Task requirements -
State how many lines of the entries include the string "label", please, leaving out everything but the number.
START
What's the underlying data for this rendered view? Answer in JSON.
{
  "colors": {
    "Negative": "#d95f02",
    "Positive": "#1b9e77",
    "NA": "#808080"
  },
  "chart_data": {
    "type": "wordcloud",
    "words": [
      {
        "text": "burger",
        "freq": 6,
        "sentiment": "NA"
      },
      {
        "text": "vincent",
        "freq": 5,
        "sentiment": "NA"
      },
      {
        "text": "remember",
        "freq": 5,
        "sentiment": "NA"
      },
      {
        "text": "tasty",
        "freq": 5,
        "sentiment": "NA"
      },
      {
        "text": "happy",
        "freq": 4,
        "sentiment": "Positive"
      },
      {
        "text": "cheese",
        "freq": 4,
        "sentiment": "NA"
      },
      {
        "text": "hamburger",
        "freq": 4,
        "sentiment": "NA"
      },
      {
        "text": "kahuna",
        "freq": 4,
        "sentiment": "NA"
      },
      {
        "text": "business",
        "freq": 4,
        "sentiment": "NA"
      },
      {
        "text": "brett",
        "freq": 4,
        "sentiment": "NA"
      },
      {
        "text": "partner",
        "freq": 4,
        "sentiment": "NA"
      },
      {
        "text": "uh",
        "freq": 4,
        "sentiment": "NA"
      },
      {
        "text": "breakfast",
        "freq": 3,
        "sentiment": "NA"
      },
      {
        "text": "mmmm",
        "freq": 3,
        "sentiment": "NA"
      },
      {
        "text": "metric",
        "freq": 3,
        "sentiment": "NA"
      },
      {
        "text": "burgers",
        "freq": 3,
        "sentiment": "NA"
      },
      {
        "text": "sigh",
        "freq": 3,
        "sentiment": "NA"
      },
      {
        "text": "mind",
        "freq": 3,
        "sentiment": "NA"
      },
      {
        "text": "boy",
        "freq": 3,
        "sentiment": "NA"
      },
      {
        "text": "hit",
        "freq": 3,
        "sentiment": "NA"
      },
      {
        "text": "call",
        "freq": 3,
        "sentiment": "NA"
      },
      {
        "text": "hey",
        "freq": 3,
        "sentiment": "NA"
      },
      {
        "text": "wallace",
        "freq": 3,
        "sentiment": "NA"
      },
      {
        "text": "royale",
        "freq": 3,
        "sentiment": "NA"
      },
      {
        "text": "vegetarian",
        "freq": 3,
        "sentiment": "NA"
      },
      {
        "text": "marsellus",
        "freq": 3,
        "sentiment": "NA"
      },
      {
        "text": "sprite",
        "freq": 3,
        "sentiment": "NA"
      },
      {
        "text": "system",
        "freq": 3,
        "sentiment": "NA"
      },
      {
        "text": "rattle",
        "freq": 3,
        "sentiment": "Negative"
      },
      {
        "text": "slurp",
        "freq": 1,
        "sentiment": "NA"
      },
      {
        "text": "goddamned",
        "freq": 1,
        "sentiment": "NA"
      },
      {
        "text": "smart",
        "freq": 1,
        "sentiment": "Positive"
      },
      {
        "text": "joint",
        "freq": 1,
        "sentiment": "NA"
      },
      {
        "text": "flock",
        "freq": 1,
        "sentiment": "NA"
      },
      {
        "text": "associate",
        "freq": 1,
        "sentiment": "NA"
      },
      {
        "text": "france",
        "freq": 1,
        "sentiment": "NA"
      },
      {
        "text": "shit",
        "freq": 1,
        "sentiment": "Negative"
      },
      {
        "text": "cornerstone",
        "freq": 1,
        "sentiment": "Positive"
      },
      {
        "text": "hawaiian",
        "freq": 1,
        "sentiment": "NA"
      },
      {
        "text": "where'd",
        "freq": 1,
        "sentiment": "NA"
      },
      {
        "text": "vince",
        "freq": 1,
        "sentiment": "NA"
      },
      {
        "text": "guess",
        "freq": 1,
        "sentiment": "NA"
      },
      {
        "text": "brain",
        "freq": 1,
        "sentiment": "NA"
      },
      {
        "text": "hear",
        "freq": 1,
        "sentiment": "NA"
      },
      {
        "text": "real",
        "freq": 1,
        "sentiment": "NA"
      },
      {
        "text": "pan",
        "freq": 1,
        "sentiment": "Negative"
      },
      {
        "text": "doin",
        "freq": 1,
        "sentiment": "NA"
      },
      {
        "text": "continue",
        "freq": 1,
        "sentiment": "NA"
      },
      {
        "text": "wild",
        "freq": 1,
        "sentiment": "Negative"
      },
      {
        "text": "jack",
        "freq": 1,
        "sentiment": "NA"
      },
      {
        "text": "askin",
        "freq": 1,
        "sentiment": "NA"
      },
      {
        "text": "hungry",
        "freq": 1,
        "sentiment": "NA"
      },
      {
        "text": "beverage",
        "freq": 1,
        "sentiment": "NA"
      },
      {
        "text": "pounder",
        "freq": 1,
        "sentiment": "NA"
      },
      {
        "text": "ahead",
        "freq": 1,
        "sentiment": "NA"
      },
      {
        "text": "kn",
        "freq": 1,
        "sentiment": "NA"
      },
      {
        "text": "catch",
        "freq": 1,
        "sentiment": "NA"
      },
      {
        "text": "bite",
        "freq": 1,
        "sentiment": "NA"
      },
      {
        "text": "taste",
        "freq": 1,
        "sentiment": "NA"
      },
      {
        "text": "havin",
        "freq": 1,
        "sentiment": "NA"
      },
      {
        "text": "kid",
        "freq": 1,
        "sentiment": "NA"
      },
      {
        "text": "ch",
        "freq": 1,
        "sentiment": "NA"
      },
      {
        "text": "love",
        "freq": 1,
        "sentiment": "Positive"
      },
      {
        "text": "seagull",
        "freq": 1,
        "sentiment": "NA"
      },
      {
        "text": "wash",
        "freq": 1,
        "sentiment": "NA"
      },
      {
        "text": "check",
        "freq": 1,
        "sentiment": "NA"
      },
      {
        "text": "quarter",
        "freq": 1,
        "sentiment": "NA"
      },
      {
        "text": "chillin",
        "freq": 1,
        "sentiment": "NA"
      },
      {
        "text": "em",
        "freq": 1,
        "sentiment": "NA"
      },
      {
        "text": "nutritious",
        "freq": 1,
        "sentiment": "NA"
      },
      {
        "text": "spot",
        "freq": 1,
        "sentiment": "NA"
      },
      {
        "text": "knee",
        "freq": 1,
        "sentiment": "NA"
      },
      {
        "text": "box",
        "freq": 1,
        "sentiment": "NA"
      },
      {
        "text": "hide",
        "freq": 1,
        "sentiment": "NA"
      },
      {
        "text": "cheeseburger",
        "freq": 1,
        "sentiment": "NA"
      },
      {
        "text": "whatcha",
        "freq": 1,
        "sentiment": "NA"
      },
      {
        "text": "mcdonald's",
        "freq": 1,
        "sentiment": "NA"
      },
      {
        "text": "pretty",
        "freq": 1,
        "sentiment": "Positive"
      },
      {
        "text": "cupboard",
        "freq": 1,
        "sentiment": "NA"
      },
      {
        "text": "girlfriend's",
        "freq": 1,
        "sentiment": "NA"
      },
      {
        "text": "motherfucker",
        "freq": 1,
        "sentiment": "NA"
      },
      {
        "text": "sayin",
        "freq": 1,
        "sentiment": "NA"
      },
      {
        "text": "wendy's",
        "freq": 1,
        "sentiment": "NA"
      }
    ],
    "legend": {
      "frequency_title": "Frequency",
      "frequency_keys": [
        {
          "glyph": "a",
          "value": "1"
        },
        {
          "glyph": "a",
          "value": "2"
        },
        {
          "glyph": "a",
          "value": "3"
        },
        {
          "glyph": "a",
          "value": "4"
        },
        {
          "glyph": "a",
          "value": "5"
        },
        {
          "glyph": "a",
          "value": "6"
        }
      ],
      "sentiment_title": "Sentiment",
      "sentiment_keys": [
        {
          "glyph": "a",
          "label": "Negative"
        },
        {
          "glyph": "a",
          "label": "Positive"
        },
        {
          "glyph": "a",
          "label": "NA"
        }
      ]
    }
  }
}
END
Written answer -
3